[Input material start]

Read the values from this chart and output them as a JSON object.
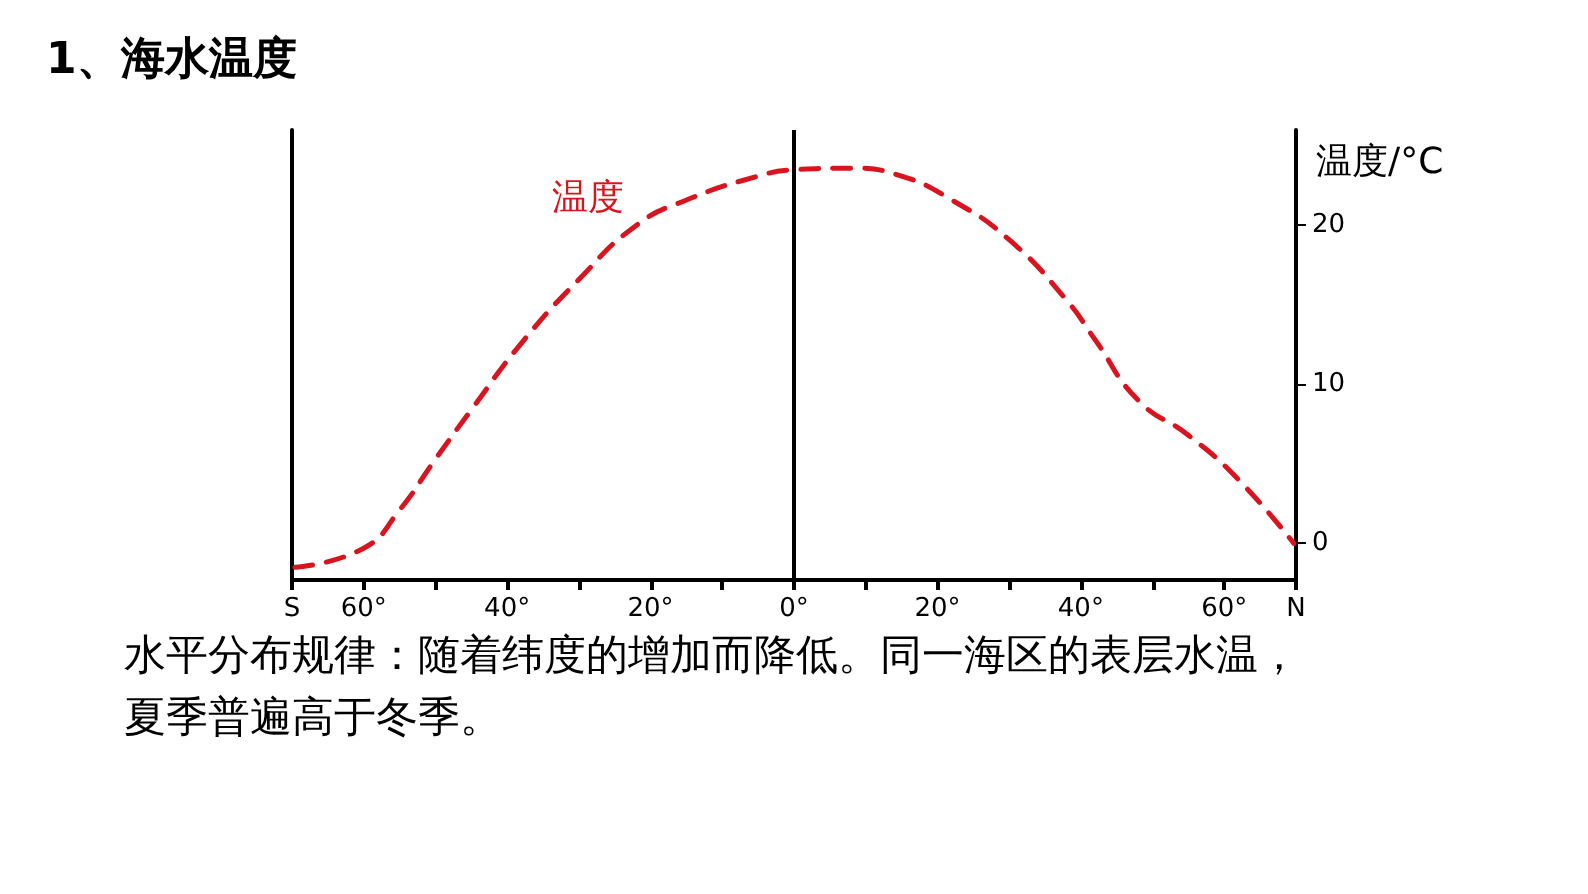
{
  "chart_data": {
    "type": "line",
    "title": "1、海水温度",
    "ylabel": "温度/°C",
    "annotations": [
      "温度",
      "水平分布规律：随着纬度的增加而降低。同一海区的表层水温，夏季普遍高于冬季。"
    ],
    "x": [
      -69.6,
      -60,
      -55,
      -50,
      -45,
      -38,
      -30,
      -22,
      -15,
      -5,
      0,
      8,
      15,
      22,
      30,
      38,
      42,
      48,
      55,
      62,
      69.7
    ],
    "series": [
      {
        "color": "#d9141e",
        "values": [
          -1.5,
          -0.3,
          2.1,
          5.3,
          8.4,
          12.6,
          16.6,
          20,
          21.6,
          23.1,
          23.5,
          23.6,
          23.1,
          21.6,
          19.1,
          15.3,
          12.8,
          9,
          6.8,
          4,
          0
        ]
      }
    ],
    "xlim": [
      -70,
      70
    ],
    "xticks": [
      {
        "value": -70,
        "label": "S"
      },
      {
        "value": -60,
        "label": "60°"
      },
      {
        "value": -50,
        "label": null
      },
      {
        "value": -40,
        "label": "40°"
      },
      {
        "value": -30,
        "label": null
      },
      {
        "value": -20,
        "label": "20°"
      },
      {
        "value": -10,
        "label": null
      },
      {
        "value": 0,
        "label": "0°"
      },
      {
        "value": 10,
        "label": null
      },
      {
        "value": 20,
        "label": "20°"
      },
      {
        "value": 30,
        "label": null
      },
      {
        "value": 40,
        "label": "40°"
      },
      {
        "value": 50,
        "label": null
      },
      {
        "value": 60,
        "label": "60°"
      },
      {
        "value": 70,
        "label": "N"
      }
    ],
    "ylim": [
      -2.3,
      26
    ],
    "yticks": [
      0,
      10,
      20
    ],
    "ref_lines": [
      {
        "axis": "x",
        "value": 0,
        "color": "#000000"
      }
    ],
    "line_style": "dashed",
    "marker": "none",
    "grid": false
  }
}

[Input material end]

■ Required task
Give back every line exactly as it stands, pictures excluded.

■ Solution to the exercise
Read the values from this chart and output them as a JSON object.
{
  "chart_data": {
    "type": "line",
    "title": "1、海水温度",
    "ylabel": "温度/°C",
    "annotations": [
      "温度",
      "水平分布规律：随着纬度的增加而降低。同一海区的表层水温，夏季普遍高于冬季。"
    ],
    "x": [
      -69.6,
      -60,
      -55,
      -50,
      -45,
      -38,
      -30,
      -22,
      -15,
      -5,
      0,
      8,
      15,
      22,
      30,
      38,
      42,
      48,
      55,
      62,
      69.7
    ],
    "series": [
      {
        "color": "#d9141e",
        "values": [
          -1.5,
          -0.3,
          2.1,
          5.3,
          8.4,
          12.6,
          16.6,
          20,
          21.6,
          23.1,
          23.5,
          23.6,
          23.1,
          21.6,
          19.1,
          15.3,
          12.8,
          9,
          6.8,
          4,
          0
        ]
      }
    ],
    "xlim": [
      -70,
      70
    ],
    "xticks": [
      {
        "value": -70,
        "label": "S"
      },
      {
        "value": -60,
        "label": "60°"
      },
      {
        "value": -50,
        "label": null
      },
      {
        "value": -40,
        "label": "40°"
      },
      {
        "value": -30,
        "label": null
      },
      {
        "value": -20,
        "label": "20°"
      },
      {
        "value": -10,
        "label": null
      },
      {
        "value": 0,
        "label": "0°"
      },
      {
        "value": 10,
        "label": null
      },
      {
        "value": 20,
        "label": "20°"
      },
      {
        "value": 30,
        "label": null
      },
      {
        "value": 40,
        "label": "40°"
      },
      {
        "value": 50,
        "label": null
      },
      {
        "value": 60,
        "label": "60°"
      },
      {
        "value": 70,
        "label": "N"
      }
    ],
    "ylim": [
      -2.3,
      26
    ],
    "yticks": [
      0,
      10,
      20
    ],
    "ref_lines": [
      {
        "axis": "x",
        "value": 0,
        "color": "#000000"
      }
    ],
    "line_style": "dashed",
    "marker": "none",
    "grid": false
  }
}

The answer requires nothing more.